| Task description |
From the entries below, count every line that contains the word "name". Please give the number and nothing else.

--- Entries supplied ---

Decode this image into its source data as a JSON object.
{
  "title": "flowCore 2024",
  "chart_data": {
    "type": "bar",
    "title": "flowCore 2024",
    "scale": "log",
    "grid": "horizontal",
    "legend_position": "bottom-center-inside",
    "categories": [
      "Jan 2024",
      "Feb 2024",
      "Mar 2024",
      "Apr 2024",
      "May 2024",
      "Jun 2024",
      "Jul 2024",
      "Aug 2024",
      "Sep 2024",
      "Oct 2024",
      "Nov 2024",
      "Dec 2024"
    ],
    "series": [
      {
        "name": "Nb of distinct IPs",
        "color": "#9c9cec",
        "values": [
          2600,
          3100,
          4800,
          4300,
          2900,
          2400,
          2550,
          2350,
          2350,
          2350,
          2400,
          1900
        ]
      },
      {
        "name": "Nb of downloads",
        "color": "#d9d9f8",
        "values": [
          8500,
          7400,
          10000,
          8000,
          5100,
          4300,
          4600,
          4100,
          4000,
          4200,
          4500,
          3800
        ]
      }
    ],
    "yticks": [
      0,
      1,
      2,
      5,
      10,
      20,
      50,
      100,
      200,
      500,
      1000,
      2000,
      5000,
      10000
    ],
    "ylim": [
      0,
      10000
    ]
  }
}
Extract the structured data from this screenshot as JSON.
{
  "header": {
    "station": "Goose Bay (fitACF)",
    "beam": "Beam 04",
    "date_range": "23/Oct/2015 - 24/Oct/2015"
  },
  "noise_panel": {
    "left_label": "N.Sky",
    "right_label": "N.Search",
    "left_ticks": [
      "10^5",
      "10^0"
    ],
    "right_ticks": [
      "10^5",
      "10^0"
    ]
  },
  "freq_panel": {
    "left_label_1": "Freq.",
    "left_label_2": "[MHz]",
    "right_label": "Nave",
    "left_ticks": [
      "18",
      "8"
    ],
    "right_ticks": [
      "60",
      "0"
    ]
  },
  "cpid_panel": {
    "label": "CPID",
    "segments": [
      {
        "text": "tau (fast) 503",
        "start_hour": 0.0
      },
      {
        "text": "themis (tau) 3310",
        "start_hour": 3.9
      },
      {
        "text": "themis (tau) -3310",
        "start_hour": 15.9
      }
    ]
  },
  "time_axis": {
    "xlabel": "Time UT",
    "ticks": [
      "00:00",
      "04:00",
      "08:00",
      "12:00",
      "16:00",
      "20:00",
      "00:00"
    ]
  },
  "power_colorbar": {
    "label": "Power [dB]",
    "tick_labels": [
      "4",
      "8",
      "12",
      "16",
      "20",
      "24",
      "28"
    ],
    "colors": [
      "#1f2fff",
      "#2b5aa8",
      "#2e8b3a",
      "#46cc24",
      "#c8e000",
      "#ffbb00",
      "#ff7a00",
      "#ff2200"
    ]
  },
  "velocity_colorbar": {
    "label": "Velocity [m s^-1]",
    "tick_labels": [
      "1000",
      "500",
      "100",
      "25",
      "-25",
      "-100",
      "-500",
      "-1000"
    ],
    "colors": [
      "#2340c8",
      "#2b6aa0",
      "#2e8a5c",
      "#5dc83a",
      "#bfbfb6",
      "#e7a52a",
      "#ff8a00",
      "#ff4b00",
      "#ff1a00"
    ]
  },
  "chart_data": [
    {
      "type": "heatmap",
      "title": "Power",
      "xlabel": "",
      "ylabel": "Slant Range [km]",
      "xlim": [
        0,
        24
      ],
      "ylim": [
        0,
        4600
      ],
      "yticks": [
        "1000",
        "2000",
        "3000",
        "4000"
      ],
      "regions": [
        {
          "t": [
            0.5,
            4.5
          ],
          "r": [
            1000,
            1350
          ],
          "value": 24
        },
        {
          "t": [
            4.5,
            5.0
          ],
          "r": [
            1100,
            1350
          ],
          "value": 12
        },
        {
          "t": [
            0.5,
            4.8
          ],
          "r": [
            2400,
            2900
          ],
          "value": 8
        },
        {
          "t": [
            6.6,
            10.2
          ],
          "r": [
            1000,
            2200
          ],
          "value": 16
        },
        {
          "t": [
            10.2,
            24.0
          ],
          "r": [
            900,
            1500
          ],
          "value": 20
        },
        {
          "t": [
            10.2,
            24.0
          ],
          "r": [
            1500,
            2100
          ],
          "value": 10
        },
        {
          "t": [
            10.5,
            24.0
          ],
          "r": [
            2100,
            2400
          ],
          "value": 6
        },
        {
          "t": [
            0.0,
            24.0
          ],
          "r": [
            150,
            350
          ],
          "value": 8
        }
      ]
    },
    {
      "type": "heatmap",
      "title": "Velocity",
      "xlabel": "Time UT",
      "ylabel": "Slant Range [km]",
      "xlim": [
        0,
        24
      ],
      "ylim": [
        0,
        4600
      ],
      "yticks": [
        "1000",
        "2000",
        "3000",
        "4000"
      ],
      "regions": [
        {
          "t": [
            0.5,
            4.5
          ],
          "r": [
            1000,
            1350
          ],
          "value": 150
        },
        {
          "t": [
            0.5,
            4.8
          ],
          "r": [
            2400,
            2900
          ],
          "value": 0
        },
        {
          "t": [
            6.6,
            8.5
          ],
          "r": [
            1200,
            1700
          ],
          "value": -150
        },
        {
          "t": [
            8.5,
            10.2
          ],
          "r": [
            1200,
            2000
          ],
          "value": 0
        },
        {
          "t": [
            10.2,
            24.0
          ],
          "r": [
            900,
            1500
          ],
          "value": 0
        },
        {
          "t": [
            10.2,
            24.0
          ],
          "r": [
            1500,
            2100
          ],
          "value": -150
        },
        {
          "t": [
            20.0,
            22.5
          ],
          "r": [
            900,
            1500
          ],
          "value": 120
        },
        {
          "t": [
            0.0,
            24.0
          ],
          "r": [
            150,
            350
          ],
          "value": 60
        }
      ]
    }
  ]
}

---

| Written answer |
2